**Job**
Extract each line from the entries below that has the string "malesuada" in it.

**Task data**
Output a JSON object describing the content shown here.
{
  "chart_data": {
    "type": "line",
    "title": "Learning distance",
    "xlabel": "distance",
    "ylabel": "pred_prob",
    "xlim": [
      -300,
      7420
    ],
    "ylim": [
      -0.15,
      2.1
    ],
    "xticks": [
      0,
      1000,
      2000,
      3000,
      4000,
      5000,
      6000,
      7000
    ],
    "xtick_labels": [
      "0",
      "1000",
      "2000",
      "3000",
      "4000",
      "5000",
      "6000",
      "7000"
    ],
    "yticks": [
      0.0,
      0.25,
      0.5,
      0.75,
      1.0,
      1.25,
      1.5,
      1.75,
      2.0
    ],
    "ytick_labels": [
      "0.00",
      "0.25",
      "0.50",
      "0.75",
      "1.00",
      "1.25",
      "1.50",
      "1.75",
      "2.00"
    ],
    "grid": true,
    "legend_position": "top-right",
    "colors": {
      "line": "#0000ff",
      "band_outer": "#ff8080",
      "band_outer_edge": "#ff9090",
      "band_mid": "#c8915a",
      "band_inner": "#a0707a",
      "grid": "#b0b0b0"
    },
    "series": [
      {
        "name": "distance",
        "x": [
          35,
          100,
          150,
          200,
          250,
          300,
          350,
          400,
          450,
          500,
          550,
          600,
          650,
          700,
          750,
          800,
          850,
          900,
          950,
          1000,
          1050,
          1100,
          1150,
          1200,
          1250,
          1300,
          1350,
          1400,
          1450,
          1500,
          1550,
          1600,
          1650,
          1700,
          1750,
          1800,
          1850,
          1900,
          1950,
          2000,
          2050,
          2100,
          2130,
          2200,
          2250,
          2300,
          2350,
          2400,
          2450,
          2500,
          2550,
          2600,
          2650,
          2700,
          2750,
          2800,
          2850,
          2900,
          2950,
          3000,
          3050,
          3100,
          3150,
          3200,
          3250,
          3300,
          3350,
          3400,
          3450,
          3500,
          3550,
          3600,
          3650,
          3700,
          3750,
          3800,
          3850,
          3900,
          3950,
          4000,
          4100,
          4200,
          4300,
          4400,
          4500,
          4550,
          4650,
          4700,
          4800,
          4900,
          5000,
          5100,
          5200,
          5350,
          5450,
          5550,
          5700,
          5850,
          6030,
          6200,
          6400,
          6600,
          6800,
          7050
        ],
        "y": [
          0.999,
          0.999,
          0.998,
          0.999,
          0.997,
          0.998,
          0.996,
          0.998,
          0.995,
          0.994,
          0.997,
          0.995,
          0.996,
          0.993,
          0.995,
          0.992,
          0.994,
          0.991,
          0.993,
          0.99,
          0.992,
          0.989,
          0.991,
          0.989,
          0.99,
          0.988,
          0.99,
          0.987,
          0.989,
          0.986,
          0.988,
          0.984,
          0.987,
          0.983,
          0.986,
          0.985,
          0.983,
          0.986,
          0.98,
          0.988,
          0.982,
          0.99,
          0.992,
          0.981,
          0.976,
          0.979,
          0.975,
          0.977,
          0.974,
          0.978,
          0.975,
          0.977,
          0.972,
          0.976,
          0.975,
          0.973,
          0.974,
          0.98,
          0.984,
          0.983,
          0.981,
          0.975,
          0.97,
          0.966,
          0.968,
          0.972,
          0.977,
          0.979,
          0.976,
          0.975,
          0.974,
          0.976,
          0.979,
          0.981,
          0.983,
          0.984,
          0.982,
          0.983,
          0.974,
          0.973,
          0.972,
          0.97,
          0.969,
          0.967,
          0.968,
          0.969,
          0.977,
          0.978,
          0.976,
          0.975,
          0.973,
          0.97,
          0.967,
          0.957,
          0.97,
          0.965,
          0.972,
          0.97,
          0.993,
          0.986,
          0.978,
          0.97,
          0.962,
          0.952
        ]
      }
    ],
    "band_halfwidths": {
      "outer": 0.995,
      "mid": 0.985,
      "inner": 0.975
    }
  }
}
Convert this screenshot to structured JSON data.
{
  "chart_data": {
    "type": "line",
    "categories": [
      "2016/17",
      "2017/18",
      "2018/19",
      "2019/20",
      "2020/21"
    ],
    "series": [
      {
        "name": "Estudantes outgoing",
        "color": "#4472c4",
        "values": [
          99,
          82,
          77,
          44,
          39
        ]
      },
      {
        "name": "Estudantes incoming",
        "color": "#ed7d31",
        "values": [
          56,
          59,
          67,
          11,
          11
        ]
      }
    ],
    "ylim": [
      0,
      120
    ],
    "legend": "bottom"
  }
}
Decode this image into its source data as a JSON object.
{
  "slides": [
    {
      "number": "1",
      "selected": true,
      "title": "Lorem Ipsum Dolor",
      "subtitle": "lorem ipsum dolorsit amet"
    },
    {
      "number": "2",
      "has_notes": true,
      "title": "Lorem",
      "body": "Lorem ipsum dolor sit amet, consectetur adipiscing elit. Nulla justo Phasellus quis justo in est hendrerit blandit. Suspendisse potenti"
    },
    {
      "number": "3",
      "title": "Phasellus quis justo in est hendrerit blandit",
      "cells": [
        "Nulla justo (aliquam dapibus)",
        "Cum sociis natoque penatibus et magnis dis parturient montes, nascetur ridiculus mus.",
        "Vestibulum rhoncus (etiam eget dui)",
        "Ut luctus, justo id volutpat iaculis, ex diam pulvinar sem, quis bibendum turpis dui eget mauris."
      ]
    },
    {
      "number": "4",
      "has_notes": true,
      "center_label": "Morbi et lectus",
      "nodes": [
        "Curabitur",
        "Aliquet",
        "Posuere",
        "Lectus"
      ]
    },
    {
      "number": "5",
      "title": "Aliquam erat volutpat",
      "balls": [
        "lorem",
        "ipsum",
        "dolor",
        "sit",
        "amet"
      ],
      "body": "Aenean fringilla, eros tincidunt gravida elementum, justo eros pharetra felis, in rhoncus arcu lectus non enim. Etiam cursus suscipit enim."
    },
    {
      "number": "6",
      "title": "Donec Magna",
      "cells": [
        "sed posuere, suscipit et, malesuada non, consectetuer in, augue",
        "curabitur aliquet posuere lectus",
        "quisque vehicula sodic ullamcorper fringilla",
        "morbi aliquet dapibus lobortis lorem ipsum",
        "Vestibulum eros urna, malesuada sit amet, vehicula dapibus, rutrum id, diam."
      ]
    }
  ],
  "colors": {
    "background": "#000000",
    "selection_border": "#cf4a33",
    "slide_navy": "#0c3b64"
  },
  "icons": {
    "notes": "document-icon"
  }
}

**The reply**
        "sed posuere, suscipit et, malesuada non, consectetuer in, augue",
        "Vestibulum eros urna, malesuada sit amet, vehicula dapibus, rutrum id, diam."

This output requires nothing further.